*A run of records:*
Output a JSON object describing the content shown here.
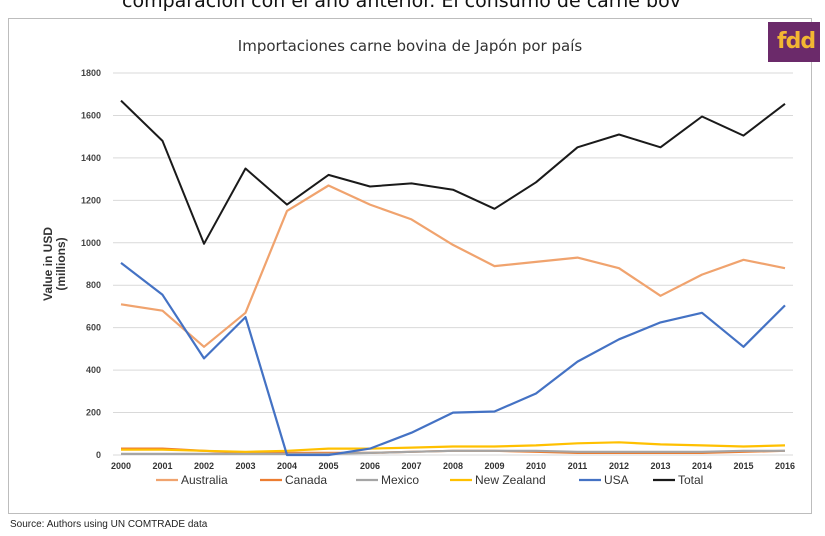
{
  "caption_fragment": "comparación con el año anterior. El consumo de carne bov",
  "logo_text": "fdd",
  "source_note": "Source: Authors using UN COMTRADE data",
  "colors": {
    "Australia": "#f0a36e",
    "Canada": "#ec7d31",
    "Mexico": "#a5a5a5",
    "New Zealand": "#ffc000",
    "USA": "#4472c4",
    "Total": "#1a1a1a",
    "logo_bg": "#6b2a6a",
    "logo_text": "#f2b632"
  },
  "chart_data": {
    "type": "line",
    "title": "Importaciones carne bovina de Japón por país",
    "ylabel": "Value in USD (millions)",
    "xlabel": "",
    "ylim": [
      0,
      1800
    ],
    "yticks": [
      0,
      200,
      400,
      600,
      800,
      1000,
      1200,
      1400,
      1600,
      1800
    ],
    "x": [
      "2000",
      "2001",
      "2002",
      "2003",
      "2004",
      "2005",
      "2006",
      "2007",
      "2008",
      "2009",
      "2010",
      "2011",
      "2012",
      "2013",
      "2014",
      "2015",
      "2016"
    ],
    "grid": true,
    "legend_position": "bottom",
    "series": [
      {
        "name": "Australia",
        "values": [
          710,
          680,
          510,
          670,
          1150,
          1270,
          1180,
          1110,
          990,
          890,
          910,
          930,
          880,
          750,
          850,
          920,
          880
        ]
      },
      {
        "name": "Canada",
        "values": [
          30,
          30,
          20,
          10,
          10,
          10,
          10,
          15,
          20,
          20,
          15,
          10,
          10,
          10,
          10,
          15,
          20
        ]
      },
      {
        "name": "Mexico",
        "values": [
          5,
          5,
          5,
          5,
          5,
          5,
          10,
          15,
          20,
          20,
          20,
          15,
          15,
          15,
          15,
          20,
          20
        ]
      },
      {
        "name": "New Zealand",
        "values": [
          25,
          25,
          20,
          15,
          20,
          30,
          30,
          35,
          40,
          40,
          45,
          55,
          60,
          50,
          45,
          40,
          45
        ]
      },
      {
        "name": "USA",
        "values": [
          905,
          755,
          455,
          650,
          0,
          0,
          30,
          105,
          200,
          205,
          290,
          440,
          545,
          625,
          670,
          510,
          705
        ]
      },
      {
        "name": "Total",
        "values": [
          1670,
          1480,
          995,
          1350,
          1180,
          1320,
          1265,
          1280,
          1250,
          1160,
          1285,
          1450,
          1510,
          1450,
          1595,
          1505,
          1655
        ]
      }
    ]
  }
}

*THE PROBLEM:* Write out all the entries again, word for word, and print no images.

*FULL RESPONSE:*
Output a JSON object describing the content shown here.
{
  "caption_fragment": "comparación con el año anterior. El consumo de carne bov",
  "logo_text": "fdd",
  "source_note": "Source: Authors using UN COMTRADE data",
  "colors": {
    "Australia": "#f0a36e",
    "Canada": "#ec7d31",
    "Mexico": "#a5a5a5",
    "New Zealand": "#ffc000",
    "USA": "#4472c4",
    "Total": "#1a1a1a",
    "logo_bg": "#6b2a6a",
    "logo_text": "#f2b632"
  },
  "chart_data": {
    "type": "line",
    "title": "Importaciones carne bovina de Japón por país",
    "ylabel": "Value in USD (millions)",
    "xlabel": "",
    "ylim": [
      0,
      1800
    ],
    "yticks": [
      0,
      200,
      400,
      600,
      800,
      1000,
      1200,
      1400,
      1600,
      1800
    ],
    "x": [
      "2000",
      "2001",
      "2002",
      "2003",
      "2004",
      "2005",
      "2006",
      "2007",
      "2008",
      "2009",
      "2010",
      "2011",
      "2012",
      "2013",
      "2014",
      "2015",
      "2016"
    ],
    "grid": true,
    "legend_position": "bottom",
    "series": [
      {
        "name": "Australia",
        "values": [
          710,
          680,
          510,
          670,
          1150,
          1270,
          1180,
          1110,
          990,
          890,
          910,
          930,
          880,
          750,
          850,
          920,
          880
        ]
      },
      {
        "name": "Canada",
        "values": [
          30,
          30,
          20,
          10,
          10,
          10,
          10,
          15,
          20,
          20,
          15,
          10,
          10,
          10,
          10,
          15,
          20
        ]
      },
      {
        "name": "Mexico",
        "values": [
          5,
          5,
          5,
          5,
          5,
          5,
          10,
          15,
          20,
          20,
          20,
          15,
          15,
          15,
          15,
          20,
          20
        ]
      },
      {
        "name": "New Zealand",
        "values": [
          25,
          25,
          20,
          15,
          20,
          30,
          30,
          35,
          40,
          40,
          45,
          55,
          60,
          50,
          45,
          40,
          45
        ]
      },
      {
        "name": "USA",
        "values": [
          905,
          755,
          455,
          650,
          0,
          0,
          30,
          105,
          200,
          205,
          290,
          440,
          545,
          625,
          670,
          510,
          705
        ]
      },
      {
        "name": "Total",
        "values": [
          1670,
          1480,
          995,
          1350,
          1180,
          1320,
          1265,
          1280,
          1250,
          1160,
          1285,
          1450,
          1510,
          1450,
          1595,
          1505,
          1655
        ]
      }
    ]
  }
}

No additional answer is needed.